Tugas dan Latihan »
(1) Perbarui bagian tulisan tentang kebenaran menurut Thomas Aquinas, mulai dari "Tulisan ini dibuat" hingga "yang rancu itu.", dengan mengganti "realitas" menjadi "kenyataan".
(2) Lanjutkan tulisan tentang kritik atas pandangan Thomas Aquinas mengenai kebenaran, dimulai setelah kalimat terakhirnya.

═════ Teks Bacaan ═════

Tulisan ini dibuat oleh penulis sebagai respon atas pembacaan karya Thomas Aquinas terutama mengenai justifikasi kebenaran. Penulis berharap tulisan ini bisa memicu diskursus filsafat di Indonesia dan jika kiranya pembaca dan penulis memiliki tafsir berbeda mengenai pemahaman terhadap Thomas Aquinas maka penulis hanya bisa mengatakan bahwa setiap realitas selalu mempunyai multi tafsir. Karya ini juga saya persembahkan untuk orang yang saya cintai yang mungkin suatu hari namanya akan disebut.
Kebenaran merupakan tema utama dari epitemologi Thomas Aquinas dan menurut Aquinas kebenaran ontologis dapat diketahui oleh manusia. Thomas Aquinas mendefinisikan kebenaran adalah kesesuaian antara akal dan realitas. Untuk mengetahui kebenaran menurut Aquinas akal harus menyesuaikan dengan realitas yang dipersepsinya. Tetapi disini saya ingin mengkritik pandangan Aquinas yang rancu itu.
Kebenaran ontologis tidaklah dapat diketahui dan dibicarakan oleh manusia, mengapa? karena kita tidak punya perangkat yang dapat mengenali ontologi realitas, yang kita bisa bicarakan hanyalah kebenaran epistemologi bukan kebenaran ontologi. Persepsi yang diterima oleh indra kita sudah selalu dibubuhi oleh kategori-kategori yang ada didalam pikiran kita. Layaknya sebuah kacamata hitam yang selalu kita kenakan membuat kita melihat realitas dunia menjadi berwarna hitam. Mungkin pembaca sulit membayangkan tentang kategori-kategori itu maka saya akan menjelaskannya. Untuk memahami kategori yang ada didalam pikiran kita maka kita harus bertanya apakah pensil yang saya lihat dimata saya sama dengan ketika seekor kucing melihat pensil tersebut ? Apakah Meja yang saya lihat di kelas sama dengan pandangan seekor semut ketika melihat Meja? Pertanyaan seperti ini sangat sulit dijawab ketika Immanuel Kant belum menerbitkan karyanya yang terhebat yaitu “Kritik Atas Akal Budi Murni.”

═════ Data Tersimpan ═════

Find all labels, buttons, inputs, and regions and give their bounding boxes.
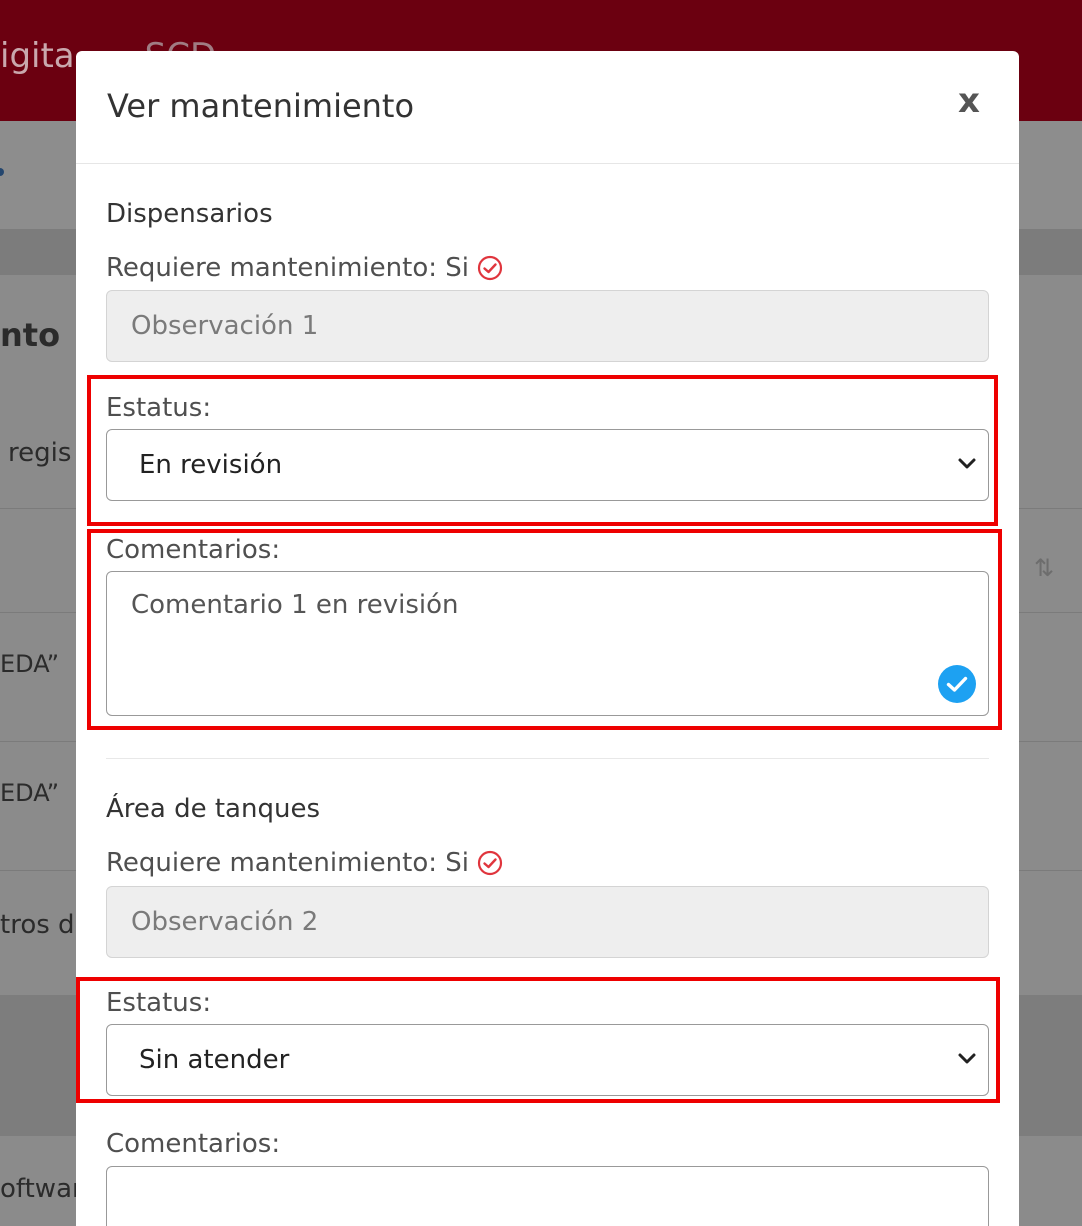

═════

Jawaban »
(1)
Tulisan ini dibuat oleh penulis sebagai respon atas pembacaan karya Thomas Aquinas terutama mengenai justifikasi kebenaran. Penulis berharap tulisan ini bisa memicu diskursus filsafat di Indonesia dan jika kiranya pembaca dan penulis memiliki tafsir berbeda mengenai pemahaman terhadap Thomas Aquinas maka penulis hanya bisa mengatakan bahwa setiap kenyataan selalu mempunyai multi tafsir. Karya ini juga saya persembahkan untuk orang yang saya cintai yang mungkin suatu hari namanya akan disebut.
Kebenaran merupakan tema utama dari epitemologi Thomas Aquinas dan menurut Aquinas kebenaran ontologis dapat diketahui oleh manusia. Thomas Aquinas mendefinisikan kebenaran adalah kesesuaian antara akal dan kenyataan. Untuk mengetahui kebenaran menurut Aquinas akal harus menyesuaikan dengan kenyataan yang dipersepsinya. Tetapi disini saya ingin mengkritik pandangan Aquinas yang rancu itu.

(2)
Setelah Kant menerbitkan bukunya tersebut kita menyadari bahwa persepsi manusia sangatlah terbatas. Apa yang dipersepsi manusia hanyalah fenomena atau gambaran mental yang selalu sudah dibubuhi oleh kategori-kategori yang terdapat didalam pikiran manusia. Dunia yang saya lihat adalah dunia penampakan bukan dunia sebagaimana sesungguhnya. Disinilah tamparan keras terhadap Epistemologi Thomas Aquinas yang mendefinisikan kebenaran adalah kesesuaian antara akal dan realitas dan kebenaran ontologi dapat diketahui. Pemikiran seperti Aquinas sangatlah absurd karena yang namanya realitas tidaklah dapat dibicarakan dan diketahui, yang kita lihat dan yang kita dapatkan dari persepsi hanyalah gambaran mental bukan realitas an sich sesungguhnya. Persepsi hanyalah tiruan atau copy dari objek melainkan bukan sebagaimana objek sebenarnya, lalu kita pasti bertanya-tanya didalam hati apakah jagad raya yang kita pikirkan dengan seluruh teori-teorinya hanyalah jagad raya ciptaan kita bukan sebagai mana jagad raya sebenarnya? Tepat sekali, jagad raya yang kita pikirkan bukanlah ontologi realitas melainkan epistemologi realitas yaitu realitas yang kita ketahui dari persepsi yang sudah dipengaruhi oleh kategori bukan realitas an sich.
Jagad Raya Ilusi
Richard Tarnas seorang sejarawan budayawan yang masih hidup sampai sekarang pernah mengatakan “Didepan mata manusia itu ada lensa yang memfilter penglihatan, lensa itu dipengaruhi oleh nilai, pengalaman, keterbatasan, trauma, dan harapan. Maka, kata Tarnas, yang ada dibenak manusia itu bukanlah jagad raya yang sebenarnya melainkan sesuatu jagad raya ciptaan manusia.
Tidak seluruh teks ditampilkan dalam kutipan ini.